:: AIM OF THE TASK ::
Scan each line of the records for the word "увидите" and extract the ones that have it.

● ● ● ● ● ● ●

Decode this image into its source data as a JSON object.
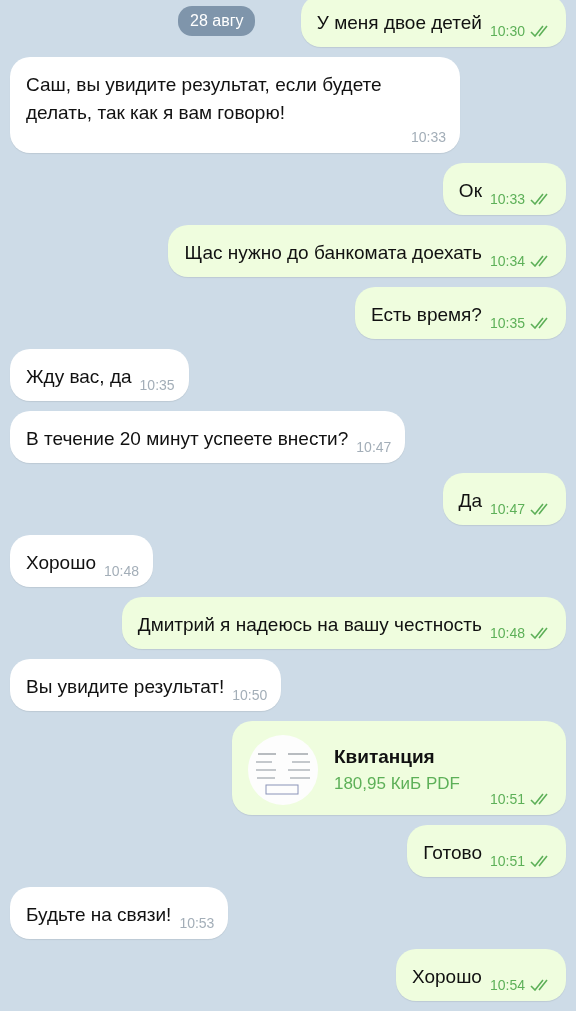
{
  "date_pill": "28 авгу",
  "messages": [
    {
      "kind": "text",
      "outgoing": true,
      "text": "У меня двое детей",
      "time": "10:30"
    },
    {
      "kind": "text",
      "outgoing": false,
      "text": "Саш, вы увидите результат, если будете делать, так как я вам говорю!",
      "time": "10:33"
    },
    {
      "kind": "text",
      "outgoing": true,
      "text": "Ок",
      "time": "10:33"
    },
    {
      "kind": "text",
      "outgoing": true,
      "text": "Щас нужно до банкомата доехать",
      "time": "10:34"
    },
    {
      "kind": "text",
      "outgoing": true,
      "text": "Есть время?",
      "time": "10:35"
    },
    {
      "kind": "text",
      "outgoing": false,
      "text": "Жду вас, да",
      "time": "10:35"
    },
    {
      "kind": "text",
      "outgoing": false,
      "text": "В течение 20 минут успеете внести?",
      "time": "10:47"
    },
    {
      "kind": "text",
      "outgoing": true,
      "text": "Да",
      "time": "10:47"
    },
    {
      "kind": "text",
      "outgoing": false,
      "text": "Хорошо",
      "time": "10:48"
    },
    {
      "kind": "text",
      "outgoing": true,
      "text": "Дмитрий я надеюсь на вашу честность",
      "time": "10:48"
    },
    {
      "kind": "text",
      "outgoing": false,
      "text": "Вы увидите результат!",
      "time": "10:50"
    },
    {
      "kind": "file",
      "outgoing": true,
      "name": "Квитанция",
      "size": "180,95 КиБ PDF",
      "time": "10:51"
    },
    {
      "kind": "text",
      "outgoing": true,
      "text": "Готово",
      "time": "10:51"
    },
    {
      "kind": "text",
      "outgoing": false,
      "text": "Будьте на связи!",
      "time": "10:53"
    },
    {
      "kind": "text",
      "outgoing": true,
      "text": "Хорошо",
      "time": "10:54"
    }
  ]
}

● ● ● ● ● ● ●

:: RIGHT ANSWER ::
      "text": "Саш, вы увидите результат, если будете делать, так как я вам говорю!",
      "text": "Вы увидите результат!",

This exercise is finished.